[start]

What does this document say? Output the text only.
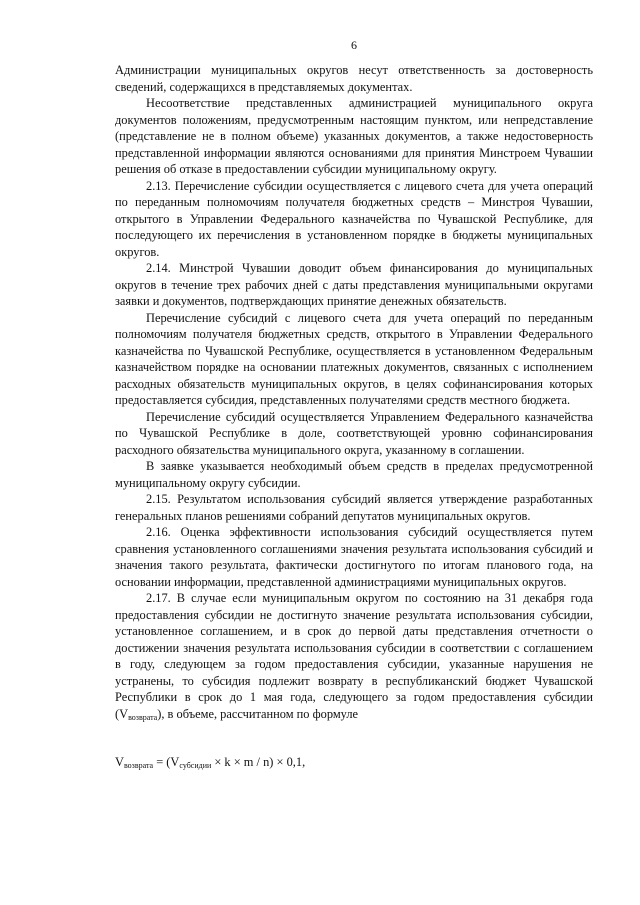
6

Администрации муниципальных округов несут ответственность за достоверность сведений, содержащихся в представляемых документах.

Несоответствие представленных администрацией муниципального округа документов положениям, предусмотренным настоящим пунктом, или непредставление (представление не в полном объеме) указанных документов, а также недостоверность представленной информации являются основаниями для принятия Минстроем Чувашии решения об отказе в предоставлении субсидии муниципальному округу.

2.13. Перечисление субсидии осуществляется с лицевого счета для учета операций по переданным полномочиям получателя бюджетных средств – Минстроя Чувашии, открытого в Управлении Федерального казначейства по Чувашской Республике, для последующего их перечисления в установленном порядке в бюджеты муниципальных округов.

2.14. Минстрой Чувашии доводит объем финансирования до муниципальных округов в течение трех рабочих дней с даты представления муниципальными округами заявки и документов, подтверждающих принятие денежных обязательств.

Перечисление субсидий с лицевого счета для учета операций по переданным полномочиям получателя бюджетных средств, открытого в Управлении Федерального казначейства по Чувашской Республике, осуществляется в установленном Федеральным казначейством порядке на основании платежных документов, связанных с исполнением расходных обязательств муниципальных округов, в целях софинансирования которых предоставляется субсидия, представленных получателями средств местного бюджета.

Перечисление субсидий осуществляется Управлением Федерального казначейства по Чувашской Республике в доле, соответствующей уровню софинансирования расходного обязательства муниципального округа, указанному в соглашении.

В заявке указывается необходимый объем средств в пределах предусмотренной муниципальному округу субсидии.

2.15. Результатом использования субсидий является утверждение разработанных генеральных планов решениями собраний депутатов муниципальных округов.

2.16. Оценка эффективности использования субсидий осуществляется путем сравнения установленного соглашениями значения результата использования субсидий и значения такого результата, фактически достигнутого по итогам планового года, на основании информации, представленной администрациями муниципальных округов.

2.17. В случае если муниципальным округом по состоянию на 31 декабря года предоставления субсидии не достигнуто значение результата использования субсидии, установленное соглашением, и в срок до первой даты представления отчетности о достижении значения результата использования субсидии в соответствии с соглашением в году, следующем за годом предоставления субсидии, указанные нарушения не устранены, то субсидия подлежит возврату в республиканский бюджет Чувашской Республики в срок до 1 мая года, следующего за годом предоставления субсидии $(V_{возврата})$, в объеме, рассчитанном по формуле

$V_{возврата} = (V_{субсидии} \times k \times m / n) \times 0,1$,
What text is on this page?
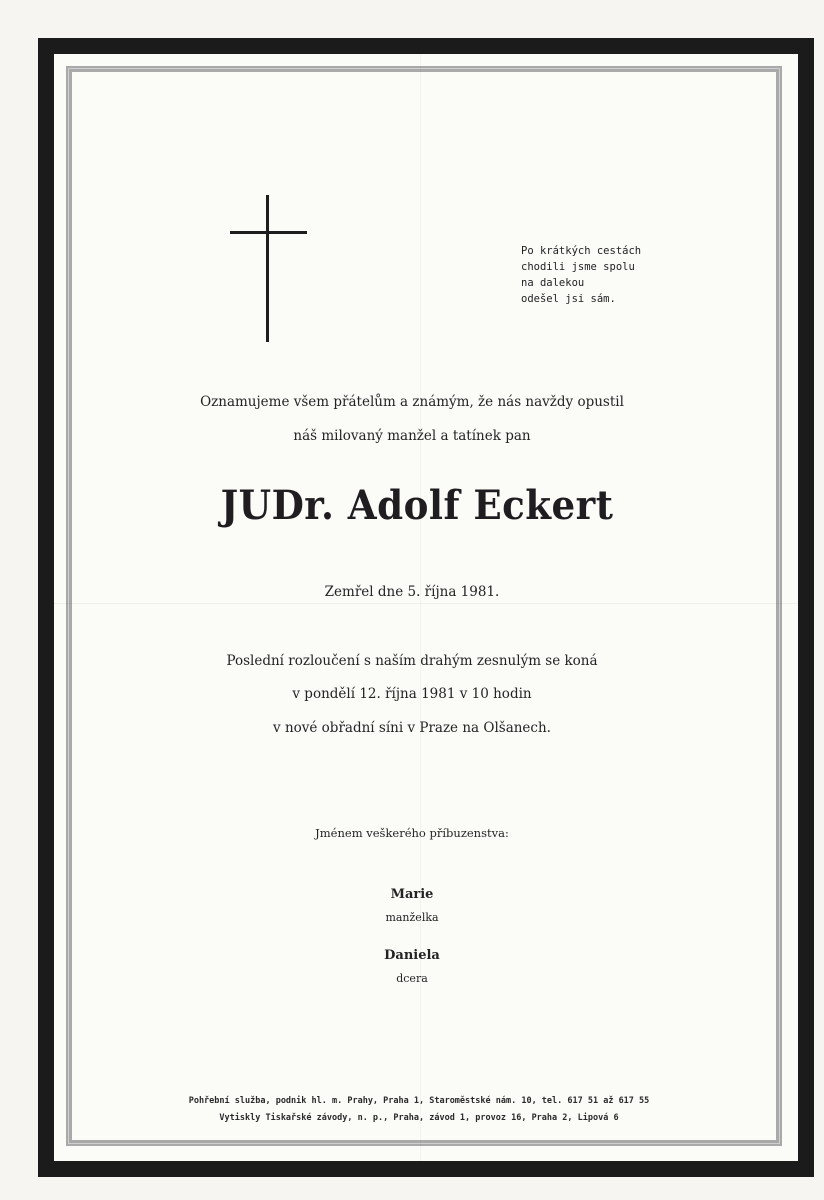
Po krátkých cestách
chodili jsme spolu
na dalekou
odešel jsi sám.
Oznamujeme všem přátelům a známým, že nás navždy opustil
náš milovaný manžel a tatínek pan
JUDr. Adolf Eckert
Zemřel dne 5. října 1981.
Poslední rozloučení s naším drahým zesnulým se koná
v pondělí 12. října 1981 v 10 hodin
v nové obřadní síni v Praze na Olšanech.
Jménem veškerého příbuzenstva:
Marie
manželka
Daniela
dcera
Pohřební služba, podnik hl. m. Prahy, Praha 1, Staroměstské nám. 10, tel. 617 51 až 617 55
Vytiskly Tiskařské závody, n. p., Praha, závod 1, provoz 16, Praha 2, Lipová 6
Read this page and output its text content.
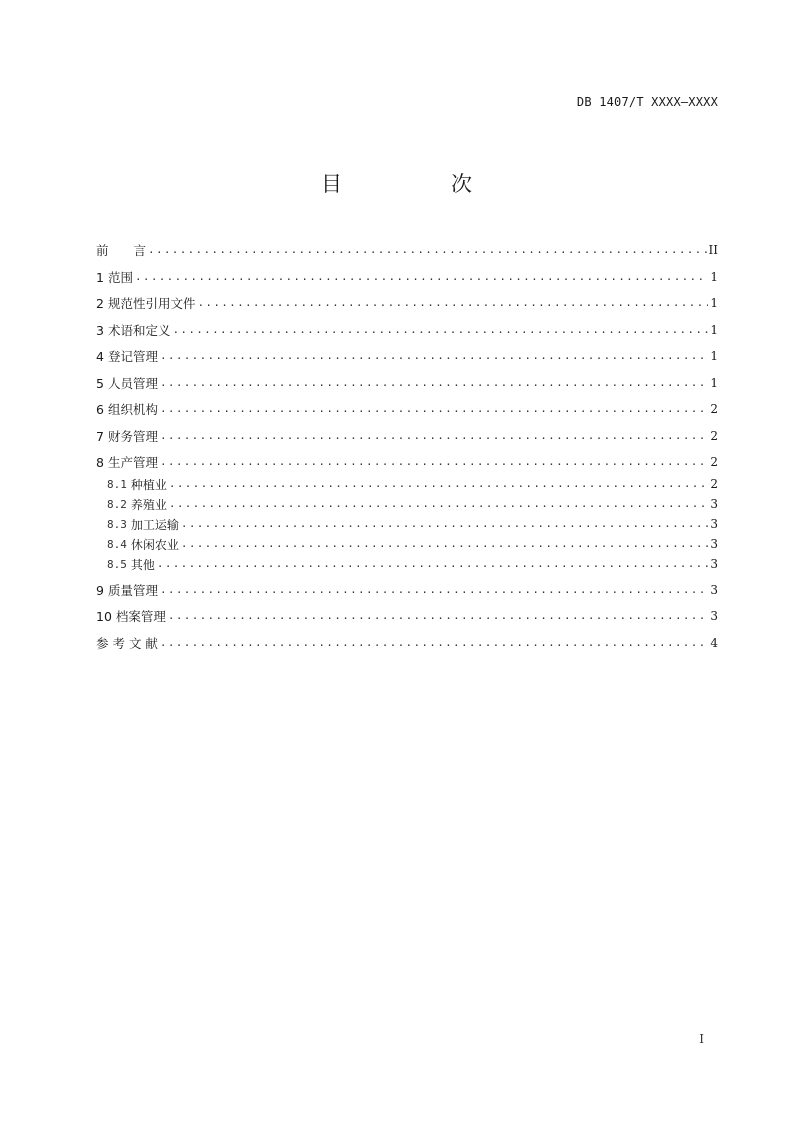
DB 1407/T XXXX—XXXX
目　次
前　　言 .....	II
1 范围 .....	1
2 规范性引用文件 .....	1
3 术语和定义 .....	1
4 登记管理 .....	1
5 人员管理 .....	1
6 组织机构 .....	2
7 财务管理 .....	2
8 生产管理 .....	2
8.1 种植业 .....	2
8.2 养殖业 .....	3
8.3 加工运输 .....	3
8.4 休闲农业 .....	3
8.5 其他 .....	3
9 质量管理 .....	3
10 档案管理 .....	3
参 考 文 献 .....	4
I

[end]

> [WHAT THE EXERCISE ASKS]:
Drop the images and repeat the data exactly.

> [TASK OUTPUT]:
What does this document say? Output the text only.
6

Администрации муниципальных округов несут ответственность за достоверность сведений, содержащихся в представляемых документах.

Несоответствие представленных администрацией муниципального округа документов положениям, предусмотренным настоящим пунктом, или непредставление (представление не в полном объеме) указанных документов, а также недостоверность представленной информации являются основаниями для принятия Минстроем Чувашии решения об отказе в предоставлении субсидии муниципальному округу.

2.13. Перечисление субсидии осуществляется с лицевого счета для учета операций по переданным полномочиям получателя бюджетных средств – Минстроя Чувашии, открытого в Управлении Федерального казначейства по Чувашской Республике, для последующего их перечисления в установленном порядке в бюджеты муниципальных округов.

2.14. Минстрой Чувашии доводит объем финансирования до муниципальных округов в течение трех рабочих дней с даты представления муниципальными округами заявки и документов, подтверждающих принятие денежных обязательств.

Перечисление субсидий с лицевого счета для учета операций по переданным полномочиям получателя бюджетных средств, открытого в Управлении Федерального казначейства по Чувашской Республике, осуществляется в установленном Федеральным казначейством порядке на основании платежных документов, связанных с исполнением расходных обязательств муниципальных округов, в целях софинансирования которых предоставляется субсидия, представленных получателями средств местного бюджета.

Перечисление субсидий осуществляется Управлением Федерального казначейства по Чувашской Республике в доле, соответствующей уровню софинансирования расходного обязательства муниципального округа, указанному в соглашении.

В заявке указывается необходимый объем средств в пределах предусмотренной муниципальному округу субсидии.

2.15. Результатом использования субсидий является утверждение разработанных генеральных планов решениями собраний депутатов муниципальных округов.

2.16. Оценка эффективности использования субсидий осуществляется путем сравнения установленного соглашениями значения результата использования субсидий и значения такого результата, фактически достигнутого по итогам планового года, на основании информации, представленной администрациями муниципальных округов.

2.17. В случае если муниципальным округом по состоянию на 31 декабря года предоставления субсидии не достигнуто значение результата использования субсидии, установленное соглашением, и в срок до первой даты представления отчетности о достижении значения результата использования субсидии в соответствии с соглашением в году, следующем за годом предоставления субсидии, указанные нарушения не устранены, то субсидия подлежит возврату в республиканский бюджет Чувашской Республики в срок до 1 мая года, следующего за годом предоставления субсидии $(V_{возврата})$, в объеме, рассчитанном по формуле

$V_{возврата} = (V_{субсидии} \times k \times m / n) \times 0,1$,
What text is on this page?
Po krátkých cestách
chodili jsme spolu
na dalekou
odešel jsi sám.
Oznamujeme všem přátelům a známým, že nás navždy opustil
náš milovaný manžel a tatínek pan
JUDr. Adolf Eckert
Zemřel dne 5. října 1981.
Poslední rozloučení s naším drahým zesnulým se koná
v pondělí 12. října 1981 v 10 hodin
v nové obřadní síni v Praze na Olšanech.
Jménem veškerého příbuzenstva:
Marie
manželka
Daniela
dcera
Pohřební služba, podnik hl. m. Prahy, Praha 1, Staroměstské nám. 10, tel. 617 51 až 617 55
Vytiskly Tiskařské závody, n. p., Praha, závod 1, provoz 16, Praha 2, Lipová 6
Read this page and output its text content.
DB 1407/T XXXX—XXXX
目　次
前　　言 .....	II
1 范围 .....	1
2 规范性引用文件 .....	1
3 术语和定义 .....	1
4 登记管理 .....	1
5 人员管理 .....	1
6 组织机构 .....	2
7 财务管理 .....	2
8 生产管理 .....	2
8.1 种植业 .....	2
8.2 养殖业 .....	3
8.3 加工运输 .....	3
8.4 休闲农业 .....	3
8.5 其他 .....	3
9 质量管理 .....	3
10 档案管理 .....	3
参 考 文 献 .....	4
I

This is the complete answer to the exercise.